__THE EXERCISE__
Transcribe word for word the lines spanning the line with "Convert this document image to plain text." through the end of the records.

##### RECORDS TO PROCESS

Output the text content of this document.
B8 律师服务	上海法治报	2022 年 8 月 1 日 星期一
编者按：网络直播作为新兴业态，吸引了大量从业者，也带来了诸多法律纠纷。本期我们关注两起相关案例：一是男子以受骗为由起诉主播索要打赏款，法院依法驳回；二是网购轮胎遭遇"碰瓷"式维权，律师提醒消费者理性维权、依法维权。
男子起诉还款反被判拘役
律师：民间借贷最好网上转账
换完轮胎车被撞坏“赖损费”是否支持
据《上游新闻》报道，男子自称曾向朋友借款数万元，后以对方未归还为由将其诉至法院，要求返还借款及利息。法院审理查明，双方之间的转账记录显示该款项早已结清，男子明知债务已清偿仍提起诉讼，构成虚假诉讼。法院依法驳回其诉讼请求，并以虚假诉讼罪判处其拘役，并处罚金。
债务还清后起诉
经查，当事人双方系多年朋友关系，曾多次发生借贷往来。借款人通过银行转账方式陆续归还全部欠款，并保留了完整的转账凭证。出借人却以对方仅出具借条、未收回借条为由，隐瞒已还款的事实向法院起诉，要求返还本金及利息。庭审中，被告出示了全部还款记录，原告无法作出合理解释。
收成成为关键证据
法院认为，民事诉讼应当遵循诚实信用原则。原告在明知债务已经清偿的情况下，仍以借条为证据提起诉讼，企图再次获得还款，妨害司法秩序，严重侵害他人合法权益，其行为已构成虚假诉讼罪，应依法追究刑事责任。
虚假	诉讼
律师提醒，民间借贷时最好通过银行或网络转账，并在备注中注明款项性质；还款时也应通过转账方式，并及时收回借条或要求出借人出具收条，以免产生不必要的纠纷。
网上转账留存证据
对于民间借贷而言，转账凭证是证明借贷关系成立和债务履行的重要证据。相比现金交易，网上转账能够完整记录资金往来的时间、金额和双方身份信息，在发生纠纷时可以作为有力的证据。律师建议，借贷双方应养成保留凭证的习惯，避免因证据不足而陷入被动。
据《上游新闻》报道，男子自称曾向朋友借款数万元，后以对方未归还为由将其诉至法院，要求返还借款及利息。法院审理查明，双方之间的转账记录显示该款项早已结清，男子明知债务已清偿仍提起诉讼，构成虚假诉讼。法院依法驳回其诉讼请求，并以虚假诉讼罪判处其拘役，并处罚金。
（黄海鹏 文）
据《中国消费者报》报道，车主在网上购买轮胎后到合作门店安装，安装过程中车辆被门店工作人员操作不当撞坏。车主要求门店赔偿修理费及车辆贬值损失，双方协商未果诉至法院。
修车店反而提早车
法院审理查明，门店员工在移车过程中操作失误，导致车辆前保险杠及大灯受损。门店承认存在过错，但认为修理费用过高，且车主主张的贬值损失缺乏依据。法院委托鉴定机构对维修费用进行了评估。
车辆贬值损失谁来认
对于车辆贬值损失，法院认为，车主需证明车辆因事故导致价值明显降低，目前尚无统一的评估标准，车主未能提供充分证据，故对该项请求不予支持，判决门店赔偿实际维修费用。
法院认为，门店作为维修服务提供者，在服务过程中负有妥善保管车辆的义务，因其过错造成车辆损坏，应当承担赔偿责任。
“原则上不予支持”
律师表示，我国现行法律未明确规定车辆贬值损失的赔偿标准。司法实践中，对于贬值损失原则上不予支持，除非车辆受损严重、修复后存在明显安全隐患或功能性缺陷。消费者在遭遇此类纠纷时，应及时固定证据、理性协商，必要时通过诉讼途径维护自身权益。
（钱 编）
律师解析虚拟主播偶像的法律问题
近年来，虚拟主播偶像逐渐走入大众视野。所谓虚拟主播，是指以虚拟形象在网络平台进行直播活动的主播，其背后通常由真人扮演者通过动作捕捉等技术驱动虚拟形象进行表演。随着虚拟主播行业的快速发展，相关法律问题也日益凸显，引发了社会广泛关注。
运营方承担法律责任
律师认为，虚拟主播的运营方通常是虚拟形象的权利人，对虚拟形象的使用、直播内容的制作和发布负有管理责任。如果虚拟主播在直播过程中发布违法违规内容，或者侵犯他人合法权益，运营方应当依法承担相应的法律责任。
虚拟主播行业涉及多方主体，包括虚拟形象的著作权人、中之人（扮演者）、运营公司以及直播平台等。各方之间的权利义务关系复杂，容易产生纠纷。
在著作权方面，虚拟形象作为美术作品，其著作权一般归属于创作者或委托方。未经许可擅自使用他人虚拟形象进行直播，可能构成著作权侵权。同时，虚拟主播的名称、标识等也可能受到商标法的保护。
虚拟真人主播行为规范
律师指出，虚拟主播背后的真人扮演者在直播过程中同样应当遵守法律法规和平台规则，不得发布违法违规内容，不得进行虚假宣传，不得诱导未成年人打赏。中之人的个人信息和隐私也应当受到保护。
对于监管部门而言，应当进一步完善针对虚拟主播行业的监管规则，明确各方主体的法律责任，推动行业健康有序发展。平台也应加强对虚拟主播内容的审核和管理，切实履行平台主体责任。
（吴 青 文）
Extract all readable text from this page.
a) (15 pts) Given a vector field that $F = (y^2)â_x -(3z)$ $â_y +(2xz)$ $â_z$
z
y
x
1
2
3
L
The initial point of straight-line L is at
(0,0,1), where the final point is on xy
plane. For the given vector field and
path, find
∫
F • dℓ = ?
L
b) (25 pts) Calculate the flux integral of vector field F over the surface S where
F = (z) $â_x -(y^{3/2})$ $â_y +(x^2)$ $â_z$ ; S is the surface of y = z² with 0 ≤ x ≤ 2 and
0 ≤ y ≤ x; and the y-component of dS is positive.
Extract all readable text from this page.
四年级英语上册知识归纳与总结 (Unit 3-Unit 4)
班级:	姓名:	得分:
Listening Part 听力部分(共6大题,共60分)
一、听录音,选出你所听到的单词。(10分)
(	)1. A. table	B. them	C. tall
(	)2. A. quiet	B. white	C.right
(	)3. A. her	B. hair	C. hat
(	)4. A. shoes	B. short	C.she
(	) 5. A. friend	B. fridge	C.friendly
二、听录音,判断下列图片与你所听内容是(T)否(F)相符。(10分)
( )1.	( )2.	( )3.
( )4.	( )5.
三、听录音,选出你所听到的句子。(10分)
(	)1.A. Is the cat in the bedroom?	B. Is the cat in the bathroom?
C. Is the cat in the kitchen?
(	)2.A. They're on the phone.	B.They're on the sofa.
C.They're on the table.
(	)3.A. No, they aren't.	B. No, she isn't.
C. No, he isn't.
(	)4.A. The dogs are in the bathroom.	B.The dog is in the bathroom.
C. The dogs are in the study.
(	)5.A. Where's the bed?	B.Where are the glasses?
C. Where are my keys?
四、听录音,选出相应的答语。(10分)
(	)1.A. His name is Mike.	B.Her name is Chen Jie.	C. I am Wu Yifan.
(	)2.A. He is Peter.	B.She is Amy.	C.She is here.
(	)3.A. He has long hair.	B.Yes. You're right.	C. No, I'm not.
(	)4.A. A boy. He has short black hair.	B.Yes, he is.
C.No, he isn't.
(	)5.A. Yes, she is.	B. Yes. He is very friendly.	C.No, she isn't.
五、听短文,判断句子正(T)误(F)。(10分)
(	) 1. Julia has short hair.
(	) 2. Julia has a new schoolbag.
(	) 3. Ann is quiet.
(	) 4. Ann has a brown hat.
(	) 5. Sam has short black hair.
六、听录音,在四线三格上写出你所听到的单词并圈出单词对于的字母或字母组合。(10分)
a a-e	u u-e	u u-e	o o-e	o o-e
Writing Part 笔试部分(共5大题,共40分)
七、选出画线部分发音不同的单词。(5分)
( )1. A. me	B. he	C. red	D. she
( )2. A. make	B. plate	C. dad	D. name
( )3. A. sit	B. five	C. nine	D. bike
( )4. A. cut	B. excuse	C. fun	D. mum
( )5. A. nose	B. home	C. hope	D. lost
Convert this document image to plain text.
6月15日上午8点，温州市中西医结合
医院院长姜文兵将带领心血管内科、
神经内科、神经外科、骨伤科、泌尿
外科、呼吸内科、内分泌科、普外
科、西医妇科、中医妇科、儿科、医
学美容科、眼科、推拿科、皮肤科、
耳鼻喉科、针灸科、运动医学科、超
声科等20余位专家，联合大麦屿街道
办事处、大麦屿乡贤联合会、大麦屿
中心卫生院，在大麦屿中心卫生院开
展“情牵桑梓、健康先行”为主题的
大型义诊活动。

##########

__CORRECT ANSWER__
Convert this document image to plain text.
6月15日上午8点，温州市中西医结合
医院院长姜文兵将带领心血管内科、
神经内科、神经外科、骨伤科、泌尿
外科、呼吸内科、内分泌科、普外
科、西医妇科、中医妇科、儿科、医
学美容科、眼科、推拿科、皮肤科、
耳鼻喉科、针灸科、运动医学科、超
声科等20余位专家，联合大麦屿街道
办事处、大麦屿乡贤联合会、大麦屿
中心卫生院，在大麦屿中心卫生院开
展“情牵桑梓、健康先行”为主题的
大型义诊活动。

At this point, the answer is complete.